═════ ROWS ═════

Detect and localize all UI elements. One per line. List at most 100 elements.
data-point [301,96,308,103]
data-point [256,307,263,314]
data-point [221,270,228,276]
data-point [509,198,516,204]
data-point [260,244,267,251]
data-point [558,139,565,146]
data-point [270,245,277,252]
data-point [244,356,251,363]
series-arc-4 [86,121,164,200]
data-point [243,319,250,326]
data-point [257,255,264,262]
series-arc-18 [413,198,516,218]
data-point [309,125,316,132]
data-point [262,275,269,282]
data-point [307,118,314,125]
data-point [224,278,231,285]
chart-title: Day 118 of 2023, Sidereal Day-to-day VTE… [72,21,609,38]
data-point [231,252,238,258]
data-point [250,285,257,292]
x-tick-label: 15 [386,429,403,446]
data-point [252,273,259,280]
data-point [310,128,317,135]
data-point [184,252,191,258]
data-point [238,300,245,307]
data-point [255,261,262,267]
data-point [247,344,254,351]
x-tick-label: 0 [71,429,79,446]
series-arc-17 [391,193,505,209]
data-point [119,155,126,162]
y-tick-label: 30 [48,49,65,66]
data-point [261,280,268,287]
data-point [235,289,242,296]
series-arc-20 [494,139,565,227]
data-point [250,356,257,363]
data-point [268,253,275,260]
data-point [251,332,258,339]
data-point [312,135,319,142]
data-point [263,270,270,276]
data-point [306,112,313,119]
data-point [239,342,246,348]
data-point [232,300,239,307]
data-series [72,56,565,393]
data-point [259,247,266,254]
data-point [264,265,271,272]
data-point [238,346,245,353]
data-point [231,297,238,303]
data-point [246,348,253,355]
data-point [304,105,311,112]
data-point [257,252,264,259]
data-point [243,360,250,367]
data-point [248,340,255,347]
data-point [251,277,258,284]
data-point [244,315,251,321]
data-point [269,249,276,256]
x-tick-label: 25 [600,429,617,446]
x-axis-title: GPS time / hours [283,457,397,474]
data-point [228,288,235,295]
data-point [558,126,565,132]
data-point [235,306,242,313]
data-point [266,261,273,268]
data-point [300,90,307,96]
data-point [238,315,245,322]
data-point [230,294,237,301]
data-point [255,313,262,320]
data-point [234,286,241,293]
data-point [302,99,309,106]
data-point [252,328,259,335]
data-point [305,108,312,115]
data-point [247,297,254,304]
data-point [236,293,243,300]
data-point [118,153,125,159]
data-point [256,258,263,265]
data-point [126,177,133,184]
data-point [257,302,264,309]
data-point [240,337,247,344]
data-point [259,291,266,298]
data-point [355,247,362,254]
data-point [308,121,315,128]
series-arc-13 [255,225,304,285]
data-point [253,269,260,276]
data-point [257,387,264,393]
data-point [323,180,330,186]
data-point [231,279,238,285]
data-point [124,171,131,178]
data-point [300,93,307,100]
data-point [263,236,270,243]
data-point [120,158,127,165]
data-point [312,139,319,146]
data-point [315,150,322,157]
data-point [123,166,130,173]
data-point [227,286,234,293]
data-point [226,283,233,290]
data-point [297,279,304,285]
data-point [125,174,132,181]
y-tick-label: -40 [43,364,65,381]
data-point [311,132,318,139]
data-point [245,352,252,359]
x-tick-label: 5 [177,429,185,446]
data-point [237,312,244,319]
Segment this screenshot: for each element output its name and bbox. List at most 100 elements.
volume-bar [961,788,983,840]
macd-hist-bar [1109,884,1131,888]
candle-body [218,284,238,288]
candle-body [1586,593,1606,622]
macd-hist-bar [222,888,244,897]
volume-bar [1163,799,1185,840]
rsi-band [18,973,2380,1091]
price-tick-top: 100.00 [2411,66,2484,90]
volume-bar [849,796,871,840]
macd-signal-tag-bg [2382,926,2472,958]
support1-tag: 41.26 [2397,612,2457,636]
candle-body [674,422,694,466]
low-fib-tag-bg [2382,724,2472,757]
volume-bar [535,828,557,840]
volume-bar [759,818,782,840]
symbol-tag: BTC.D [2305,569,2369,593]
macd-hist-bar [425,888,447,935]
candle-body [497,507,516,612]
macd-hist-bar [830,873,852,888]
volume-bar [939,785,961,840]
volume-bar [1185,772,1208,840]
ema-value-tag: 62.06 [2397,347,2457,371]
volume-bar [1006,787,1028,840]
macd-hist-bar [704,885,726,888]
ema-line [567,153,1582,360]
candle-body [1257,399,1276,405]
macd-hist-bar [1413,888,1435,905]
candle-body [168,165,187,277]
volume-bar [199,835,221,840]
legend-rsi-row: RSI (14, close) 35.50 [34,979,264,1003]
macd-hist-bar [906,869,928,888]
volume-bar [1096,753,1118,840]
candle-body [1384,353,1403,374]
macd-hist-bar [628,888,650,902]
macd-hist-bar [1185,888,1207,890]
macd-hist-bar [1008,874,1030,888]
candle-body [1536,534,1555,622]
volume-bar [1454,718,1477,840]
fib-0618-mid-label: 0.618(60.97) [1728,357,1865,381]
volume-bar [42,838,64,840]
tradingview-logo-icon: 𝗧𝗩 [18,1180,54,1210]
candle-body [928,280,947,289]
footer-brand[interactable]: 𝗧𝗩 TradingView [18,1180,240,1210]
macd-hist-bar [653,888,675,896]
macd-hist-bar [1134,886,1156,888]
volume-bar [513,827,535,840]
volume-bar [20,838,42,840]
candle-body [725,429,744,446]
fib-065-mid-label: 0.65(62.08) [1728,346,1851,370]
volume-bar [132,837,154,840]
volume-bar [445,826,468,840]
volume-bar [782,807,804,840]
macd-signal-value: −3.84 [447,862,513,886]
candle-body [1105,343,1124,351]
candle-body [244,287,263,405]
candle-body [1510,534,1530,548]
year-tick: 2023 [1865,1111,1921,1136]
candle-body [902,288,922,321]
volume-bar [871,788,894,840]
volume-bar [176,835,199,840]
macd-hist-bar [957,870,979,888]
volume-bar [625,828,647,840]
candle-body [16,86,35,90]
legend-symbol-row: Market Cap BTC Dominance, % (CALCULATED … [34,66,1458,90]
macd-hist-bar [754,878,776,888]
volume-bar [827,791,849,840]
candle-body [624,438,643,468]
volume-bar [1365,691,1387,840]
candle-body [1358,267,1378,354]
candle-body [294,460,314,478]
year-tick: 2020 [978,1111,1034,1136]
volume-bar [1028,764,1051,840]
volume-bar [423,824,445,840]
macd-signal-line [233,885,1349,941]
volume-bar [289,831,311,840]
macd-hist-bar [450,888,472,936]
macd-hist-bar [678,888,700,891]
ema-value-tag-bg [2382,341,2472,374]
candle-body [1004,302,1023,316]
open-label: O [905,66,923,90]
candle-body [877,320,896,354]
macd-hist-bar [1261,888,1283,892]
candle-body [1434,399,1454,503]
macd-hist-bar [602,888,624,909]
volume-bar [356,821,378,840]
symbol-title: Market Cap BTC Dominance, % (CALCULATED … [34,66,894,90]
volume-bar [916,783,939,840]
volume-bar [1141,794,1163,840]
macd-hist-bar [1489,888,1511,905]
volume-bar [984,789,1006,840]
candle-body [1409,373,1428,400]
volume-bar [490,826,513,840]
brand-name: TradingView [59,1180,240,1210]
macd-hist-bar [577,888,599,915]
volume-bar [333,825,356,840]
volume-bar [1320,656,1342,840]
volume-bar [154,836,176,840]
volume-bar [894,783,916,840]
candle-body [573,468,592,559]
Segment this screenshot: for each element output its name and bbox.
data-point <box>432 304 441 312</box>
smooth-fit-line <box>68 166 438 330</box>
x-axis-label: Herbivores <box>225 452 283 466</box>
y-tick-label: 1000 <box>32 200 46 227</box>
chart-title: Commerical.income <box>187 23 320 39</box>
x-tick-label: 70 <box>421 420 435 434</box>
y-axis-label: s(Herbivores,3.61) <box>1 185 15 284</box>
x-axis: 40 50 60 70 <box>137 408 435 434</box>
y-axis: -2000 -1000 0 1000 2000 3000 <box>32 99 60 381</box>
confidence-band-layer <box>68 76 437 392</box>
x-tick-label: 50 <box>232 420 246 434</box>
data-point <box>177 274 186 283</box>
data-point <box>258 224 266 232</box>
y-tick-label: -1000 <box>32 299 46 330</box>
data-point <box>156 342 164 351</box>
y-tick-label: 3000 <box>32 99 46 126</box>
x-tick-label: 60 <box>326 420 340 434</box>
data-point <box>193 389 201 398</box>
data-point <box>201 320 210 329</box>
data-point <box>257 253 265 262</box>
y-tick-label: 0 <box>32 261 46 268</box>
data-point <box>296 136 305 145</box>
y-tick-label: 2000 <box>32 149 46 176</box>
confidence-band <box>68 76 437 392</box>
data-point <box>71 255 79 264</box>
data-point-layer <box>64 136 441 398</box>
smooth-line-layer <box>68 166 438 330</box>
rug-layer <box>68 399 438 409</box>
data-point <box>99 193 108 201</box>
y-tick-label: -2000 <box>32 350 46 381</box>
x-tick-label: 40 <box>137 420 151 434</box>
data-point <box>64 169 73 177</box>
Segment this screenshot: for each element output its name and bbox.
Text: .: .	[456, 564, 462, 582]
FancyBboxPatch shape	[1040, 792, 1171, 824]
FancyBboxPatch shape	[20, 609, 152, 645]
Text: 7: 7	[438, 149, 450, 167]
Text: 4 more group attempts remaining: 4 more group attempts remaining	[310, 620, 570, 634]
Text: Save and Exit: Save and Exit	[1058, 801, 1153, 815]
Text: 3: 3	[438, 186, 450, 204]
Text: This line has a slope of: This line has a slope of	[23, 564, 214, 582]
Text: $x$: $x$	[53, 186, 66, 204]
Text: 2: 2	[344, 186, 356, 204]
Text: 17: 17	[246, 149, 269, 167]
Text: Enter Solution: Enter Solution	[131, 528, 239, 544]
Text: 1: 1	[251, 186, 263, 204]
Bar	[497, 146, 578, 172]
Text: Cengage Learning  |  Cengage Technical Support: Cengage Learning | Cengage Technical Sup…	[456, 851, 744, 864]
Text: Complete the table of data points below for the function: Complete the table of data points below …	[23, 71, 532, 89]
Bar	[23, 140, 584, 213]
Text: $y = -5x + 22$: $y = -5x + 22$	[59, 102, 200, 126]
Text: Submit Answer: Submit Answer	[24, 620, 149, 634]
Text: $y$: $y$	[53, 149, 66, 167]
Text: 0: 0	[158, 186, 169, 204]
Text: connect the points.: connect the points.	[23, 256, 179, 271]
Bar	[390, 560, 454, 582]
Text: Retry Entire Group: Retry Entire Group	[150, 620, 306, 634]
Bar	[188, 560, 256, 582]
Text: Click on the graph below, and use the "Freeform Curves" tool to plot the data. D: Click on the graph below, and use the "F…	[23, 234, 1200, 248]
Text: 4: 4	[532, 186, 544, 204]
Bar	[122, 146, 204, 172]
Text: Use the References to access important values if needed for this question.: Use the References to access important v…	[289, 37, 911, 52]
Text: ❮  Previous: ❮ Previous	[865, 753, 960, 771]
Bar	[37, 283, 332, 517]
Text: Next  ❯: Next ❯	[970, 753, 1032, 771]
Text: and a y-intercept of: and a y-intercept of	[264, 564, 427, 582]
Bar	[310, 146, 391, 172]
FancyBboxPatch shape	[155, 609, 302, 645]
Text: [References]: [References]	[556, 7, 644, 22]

═════

STATED GOAL: Copy out the rows above again word for word, starting with the first one and stopping after the line that contains "x-axis-title: GPS time".

REPLY:
Detect and localize all UI elements. One per line. List at most 100 elements.
data-point [301,96,308,103]
data-point [256,307,263,314]
data-point [221,270,228,276]
data-point [509,198,516,204]
data-point [260,244,267,251]
data-point [558,139,565,146]
data-point [270,245,277,252]
data-point [244,356,251,363]
series-arc-4 [86,121,164,200]
data-point [243,319,250,326]
data-point [257,255,264,262]
series-arc-18 [413,198,516,218]
data-point [309,125,316,132]
data-point [262,275,269,282]
data-point [307,118,314,125]
data-point [224,278,231,285]
chart-title: Day 118 of 2023, Sidereal Day-to-day VTE… [72,21,609,38]
data-point [231,252,238,258]
data-point [250,285,257,292]
x-tick-label: 15 [386,429,403,446]
data-point [252,273,259,280]
data-point [310,128,317,135]
data-point [184,252,191,258]
data-point [238,300,245,307]
data-point [255,261,262,267]
data-point [247,344,254,351]
x-tick-label: 0 [71,429,79,446]
series-arc-17 [391,193,505,209]
data-point [119,155,126,162]
y-tick-label: 30 [48,49,65,66]
data-point [261,280,268,287]
data-point [235,289,242,296]
series-arc-20 [494,139,565,227]
data-point [250,356,257,363]
data-point [268,253,275,260]
data-point [251,332,258,339]
data-point [312,135,319,142]
data-point [263,270,270,276]
data-point [306,112,313,119]
data-point [239,342,246,348]
data-point [232,300,239,307]
data-series [72,56,565,393]
data-point [259,247,266,254]
data-point [264,265,271,272]
data-point [238,346,245,353]
data-point [231,297,238,303]
data-point [246,348,253,355]
data-point [304,105,311,112]
data-point [257,252,264,259]
data-point [243,360,250,367]
data-point [248,340,255,347]
data-point [251,277,258,284]
data-point [244,315,251,321]
data-point [269,249,276,256]
x-tick-label: 25 [600,429,617,446]
x-axis-title: GPS time / hours [283,457,397,474]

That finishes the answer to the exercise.